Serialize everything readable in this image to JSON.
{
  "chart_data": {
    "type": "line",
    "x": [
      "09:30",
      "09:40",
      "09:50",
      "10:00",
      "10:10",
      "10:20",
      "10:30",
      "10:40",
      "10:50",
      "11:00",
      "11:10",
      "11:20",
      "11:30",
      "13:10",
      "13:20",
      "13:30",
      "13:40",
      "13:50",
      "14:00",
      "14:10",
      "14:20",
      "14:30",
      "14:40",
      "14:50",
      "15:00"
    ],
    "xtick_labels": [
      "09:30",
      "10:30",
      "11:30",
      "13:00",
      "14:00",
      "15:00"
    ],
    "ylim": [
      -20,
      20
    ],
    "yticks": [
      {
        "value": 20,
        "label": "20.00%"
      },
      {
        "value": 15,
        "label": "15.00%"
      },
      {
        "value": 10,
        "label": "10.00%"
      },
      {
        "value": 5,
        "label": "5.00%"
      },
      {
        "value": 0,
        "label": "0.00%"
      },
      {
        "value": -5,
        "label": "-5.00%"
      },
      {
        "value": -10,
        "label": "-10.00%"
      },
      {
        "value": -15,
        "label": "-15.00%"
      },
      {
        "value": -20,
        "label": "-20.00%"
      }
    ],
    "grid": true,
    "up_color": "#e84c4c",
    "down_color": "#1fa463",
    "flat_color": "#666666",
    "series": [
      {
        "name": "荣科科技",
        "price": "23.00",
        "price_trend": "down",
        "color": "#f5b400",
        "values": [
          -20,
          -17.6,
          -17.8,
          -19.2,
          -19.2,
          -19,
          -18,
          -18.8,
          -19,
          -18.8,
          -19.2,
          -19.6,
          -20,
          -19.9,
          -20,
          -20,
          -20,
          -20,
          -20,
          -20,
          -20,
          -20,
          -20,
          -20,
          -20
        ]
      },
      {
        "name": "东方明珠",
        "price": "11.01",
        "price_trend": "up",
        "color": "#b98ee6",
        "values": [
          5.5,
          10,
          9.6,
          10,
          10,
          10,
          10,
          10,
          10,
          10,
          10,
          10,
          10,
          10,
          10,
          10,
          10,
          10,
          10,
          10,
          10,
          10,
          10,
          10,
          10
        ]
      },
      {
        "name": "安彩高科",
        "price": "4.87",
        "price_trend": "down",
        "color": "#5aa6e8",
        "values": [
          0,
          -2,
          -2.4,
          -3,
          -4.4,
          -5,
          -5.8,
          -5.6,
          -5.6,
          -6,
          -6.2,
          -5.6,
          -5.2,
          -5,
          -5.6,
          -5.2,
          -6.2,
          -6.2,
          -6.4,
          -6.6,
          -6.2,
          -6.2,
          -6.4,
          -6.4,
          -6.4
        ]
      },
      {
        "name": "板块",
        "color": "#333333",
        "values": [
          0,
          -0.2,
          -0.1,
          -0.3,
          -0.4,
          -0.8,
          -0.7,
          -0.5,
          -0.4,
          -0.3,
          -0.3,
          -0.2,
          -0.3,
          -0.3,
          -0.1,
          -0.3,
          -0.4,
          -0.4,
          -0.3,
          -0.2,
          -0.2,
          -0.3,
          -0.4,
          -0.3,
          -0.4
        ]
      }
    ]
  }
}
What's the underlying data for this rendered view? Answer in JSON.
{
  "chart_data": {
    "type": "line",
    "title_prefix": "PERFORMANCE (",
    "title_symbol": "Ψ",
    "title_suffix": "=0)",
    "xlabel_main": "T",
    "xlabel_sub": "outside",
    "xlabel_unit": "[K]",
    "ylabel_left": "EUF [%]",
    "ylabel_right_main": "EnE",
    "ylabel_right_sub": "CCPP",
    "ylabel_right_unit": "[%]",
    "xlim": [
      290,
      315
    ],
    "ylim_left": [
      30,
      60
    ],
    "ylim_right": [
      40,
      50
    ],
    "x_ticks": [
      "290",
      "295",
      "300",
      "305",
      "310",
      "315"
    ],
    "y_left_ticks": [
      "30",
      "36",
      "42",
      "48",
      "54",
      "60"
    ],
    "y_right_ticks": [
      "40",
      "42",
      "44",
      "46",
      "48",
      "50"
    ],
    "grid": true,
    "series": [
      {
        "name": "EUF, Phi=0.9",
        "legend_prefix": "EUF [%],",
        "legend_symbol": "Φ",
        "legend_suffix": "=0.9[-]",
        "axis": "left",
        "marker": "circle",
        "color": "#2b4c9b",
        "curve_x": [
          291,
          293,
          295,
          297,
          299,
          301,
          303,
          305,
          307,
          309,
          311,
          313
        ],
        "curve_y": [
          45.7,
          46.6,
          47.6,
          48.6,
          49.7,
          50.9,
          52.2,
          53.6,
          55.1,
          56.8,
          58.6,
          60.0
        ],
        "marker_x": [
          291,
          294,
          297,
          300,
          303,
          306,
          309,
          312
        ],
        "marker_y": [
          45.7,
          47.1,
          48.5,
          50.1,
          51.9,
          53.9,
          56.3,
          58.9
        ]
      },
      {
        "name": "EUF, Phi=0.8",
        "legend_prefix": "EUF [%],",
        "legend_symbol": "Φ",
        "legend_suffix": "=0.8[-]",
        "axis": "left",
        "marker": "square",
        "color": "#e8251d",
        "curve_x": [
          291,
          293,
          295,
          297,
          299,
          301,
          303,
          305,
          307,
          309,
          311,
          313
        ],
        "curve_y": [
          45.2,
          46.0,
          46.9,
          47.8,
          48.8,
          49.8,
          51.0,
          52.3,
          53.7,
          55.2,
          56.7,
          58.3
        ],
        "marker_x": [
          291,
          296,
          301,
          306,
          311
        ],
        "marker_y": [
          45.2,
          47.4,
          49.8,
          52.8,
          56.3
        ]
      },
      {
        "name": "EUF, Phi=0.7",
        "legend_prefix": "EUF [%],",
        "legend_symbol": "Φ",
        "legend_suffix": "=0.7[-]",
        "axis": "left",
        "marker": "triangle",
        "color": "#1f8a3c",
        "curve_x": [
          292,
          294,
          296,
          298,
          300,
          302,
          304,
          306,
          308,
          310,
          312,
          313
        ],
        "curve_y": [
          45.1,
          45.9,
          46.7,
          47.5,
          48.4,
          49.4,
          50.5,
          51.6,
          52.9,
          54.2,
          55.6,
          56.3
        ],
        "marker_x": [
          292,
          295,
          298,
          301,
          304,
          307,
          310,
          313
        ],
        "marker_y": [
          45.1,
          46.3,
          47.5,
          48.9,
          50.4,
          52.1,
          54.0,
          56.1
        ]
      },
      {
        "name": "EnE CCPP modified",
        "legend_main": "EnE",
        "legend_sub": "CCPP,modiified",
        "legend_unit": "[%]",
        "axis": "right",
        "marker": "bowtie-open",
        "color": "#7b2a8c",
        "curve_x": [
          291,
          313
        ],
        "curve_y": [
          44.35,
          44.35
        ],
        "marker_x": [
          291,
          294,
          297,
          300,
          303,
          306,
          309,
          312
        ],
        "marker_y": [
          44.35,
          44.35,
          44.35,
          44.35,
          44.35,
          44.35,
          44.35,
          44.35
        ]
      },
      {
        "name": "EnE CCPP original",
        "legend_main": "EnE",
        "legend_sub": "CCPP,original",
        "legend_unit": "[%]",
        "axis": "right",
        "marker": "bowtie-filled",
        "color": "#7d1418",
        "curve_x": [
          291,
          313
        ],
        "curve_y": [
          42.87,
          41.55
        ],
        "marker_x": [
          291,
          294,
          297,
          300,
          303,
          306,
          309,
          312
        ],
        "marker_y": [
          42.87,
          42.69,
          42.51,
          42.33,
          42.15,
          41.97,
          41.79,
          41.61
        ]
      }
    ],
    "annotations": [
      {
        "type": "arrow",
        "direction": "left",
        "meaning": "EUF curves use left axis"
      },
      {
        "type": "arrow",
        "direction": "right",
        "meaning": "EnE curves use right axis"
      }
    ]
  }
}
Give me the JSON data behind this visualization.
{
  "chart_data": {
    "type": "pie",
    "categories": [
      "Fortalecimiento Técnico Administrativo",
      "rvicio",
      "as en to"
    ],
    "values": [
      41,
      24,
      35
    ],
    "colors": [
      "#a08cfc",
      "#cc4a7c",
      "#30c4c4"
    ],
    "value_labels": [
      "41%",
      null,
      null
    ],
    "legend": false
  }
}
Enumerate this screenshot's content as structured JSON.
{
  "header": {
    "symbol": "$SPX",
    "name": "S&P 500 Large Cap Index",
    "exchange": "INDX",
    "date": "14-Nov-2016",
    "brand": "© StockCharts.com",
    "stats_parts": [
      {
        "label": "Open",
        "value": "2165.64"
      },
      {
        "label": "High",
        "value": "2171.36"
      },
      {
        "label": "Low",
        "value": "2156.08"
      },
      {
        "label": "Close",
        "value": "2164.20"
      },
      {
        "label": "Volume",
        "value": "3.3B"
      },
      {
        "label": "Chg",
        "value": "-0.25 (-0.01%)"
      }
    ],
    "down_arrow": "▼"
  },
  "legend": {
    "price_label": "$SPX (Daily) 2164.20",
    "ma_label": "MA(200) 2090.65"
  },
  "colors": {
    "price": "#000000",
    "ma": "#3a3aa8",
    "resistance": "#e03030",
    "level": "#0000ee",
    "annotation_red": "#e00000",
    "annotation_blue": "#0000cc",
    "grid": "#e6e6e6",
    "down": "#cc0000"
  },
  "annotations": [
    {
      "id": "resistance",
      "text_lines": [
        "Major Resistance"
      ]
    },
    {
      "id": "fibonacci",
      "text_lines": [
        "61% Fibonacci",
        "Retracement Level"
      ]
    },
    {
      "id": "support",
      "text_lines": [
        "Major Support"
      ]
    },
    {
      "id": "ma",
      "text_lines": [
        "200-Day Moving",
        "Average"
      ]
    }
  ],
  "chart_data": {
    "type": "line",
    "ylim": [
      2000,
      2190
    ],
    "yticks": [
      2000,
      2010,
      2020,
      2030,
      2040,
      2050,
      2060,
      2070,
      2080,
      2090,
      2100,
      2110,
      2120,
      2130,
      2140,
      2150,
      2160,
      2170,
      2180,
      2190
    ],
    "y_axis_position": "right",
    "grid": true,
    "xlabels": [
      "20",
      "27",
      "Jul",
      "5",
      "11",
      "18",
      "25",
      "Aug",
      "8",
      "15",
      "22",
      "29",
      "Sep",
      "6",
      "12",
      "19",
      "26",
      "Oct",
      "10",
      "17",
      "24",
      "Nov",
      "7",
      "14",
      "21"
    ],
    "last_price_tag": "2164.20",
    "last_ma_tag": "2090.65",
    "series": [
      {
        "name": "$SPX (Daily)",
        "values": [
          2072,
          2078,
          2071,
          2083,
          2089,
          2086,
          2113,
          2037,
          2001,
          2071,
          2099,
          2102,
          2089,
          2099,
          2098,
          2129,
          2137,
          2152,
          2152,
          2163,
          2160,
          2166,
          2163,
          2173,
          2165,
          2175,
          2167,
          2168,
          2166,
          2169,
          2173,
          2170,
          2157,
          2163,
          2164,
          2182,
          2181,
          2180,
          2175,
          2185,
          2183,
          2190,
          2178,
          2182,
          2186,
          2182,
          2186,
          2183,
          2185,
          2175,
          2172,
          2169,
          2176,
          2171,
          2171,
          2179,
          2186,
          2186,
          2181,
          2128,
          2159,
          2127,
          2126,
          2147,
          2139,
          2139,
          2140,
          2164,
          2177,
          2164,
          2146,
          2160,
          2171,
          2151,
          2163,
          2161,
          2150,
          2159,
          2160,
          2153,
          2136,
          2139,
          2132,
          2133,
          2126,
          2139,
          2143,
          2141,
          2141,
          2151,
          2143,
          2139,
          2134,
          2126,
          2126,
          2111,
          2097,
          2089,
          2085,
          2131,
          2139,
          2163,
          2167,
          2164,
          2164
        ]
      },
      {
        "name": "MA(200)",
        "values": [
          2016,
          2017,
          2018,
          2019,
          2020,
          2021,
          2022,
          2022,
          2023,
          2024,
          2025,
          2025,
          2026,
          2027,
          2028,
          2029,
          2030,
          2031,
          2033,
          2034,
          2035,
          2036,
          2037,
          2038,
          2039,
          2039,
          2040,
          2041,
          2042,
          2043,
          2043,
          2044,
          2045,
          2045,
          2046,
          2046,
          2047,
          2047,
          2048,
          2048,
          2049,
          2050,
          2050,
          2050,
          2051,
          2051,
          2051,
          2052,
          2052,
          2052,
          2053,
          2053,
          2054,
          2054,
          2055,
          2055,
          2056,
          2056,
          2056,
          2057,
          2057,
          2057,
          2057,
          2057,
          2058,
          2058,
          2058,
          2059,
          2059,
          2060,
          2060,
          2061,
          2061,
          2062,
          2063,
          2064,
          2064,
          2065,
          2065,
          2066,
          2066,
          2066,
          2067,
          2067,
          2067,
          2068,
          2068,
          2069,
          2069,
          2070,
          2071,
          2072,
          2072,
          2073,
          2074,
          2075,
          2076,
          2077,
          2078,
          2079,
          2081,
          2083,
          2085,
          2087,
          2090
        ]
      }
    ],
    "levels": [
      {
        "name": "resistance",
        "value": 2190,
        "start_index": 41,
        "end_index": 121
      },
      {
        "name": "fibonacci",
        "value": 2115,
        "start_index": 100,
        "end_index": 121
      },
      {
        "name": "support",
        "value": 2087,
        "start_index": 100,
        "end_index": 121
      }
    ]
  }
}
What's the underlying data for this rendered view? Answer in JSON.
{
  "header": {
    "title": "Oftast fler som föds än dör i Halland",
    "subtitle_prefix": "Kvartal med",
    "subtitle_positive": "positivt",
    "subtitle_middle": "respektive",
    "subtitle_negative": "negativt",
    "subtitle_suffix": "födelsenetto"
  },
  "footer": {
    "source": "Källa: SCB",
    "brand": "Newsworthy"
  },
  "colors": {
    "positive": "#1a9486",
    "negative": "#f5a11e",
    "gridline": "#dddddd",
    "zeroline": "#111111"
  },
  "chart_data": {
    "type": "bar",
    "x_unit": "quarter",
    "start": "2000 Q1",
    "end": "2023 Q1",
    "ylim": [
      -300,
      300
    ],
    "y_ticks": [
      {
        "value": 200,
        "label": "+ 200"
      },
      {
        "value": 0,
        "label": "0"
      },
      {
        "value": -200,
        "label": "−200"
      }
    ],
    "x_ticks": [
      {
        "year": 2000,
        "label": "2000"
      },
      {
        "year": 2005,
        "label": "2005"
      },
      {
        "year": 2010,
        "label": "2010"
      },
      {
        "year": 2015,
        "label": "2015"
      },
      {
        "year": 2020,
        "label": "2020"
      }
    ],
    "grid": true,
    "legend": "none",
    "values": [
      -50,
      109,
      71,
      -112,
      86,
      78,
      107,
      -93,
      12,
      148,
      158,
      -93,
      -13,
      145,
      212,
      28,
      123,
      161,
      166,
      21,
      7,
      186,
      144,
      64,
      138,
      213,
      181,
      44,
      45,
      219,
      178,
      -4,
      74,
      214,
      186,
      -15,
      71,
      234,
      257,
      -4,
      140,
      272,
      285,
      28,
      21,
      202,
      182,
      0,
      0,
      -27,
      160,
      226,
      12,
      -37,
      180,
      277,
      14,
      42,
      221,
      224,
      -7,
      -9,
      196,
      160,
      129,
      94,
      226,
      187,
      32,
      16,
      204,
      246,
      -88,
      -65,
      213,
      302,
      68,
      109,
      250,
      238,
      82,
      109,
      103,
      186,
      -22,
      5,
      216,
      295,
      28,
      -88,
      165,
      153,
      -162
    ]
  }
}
══════
**Do this:** Pick out every line above that holds the word "curves" and copy it.

**Completed task:**
        "meaning": "EUF curves use left axis"
        "meaning": "EnE curves use right axis"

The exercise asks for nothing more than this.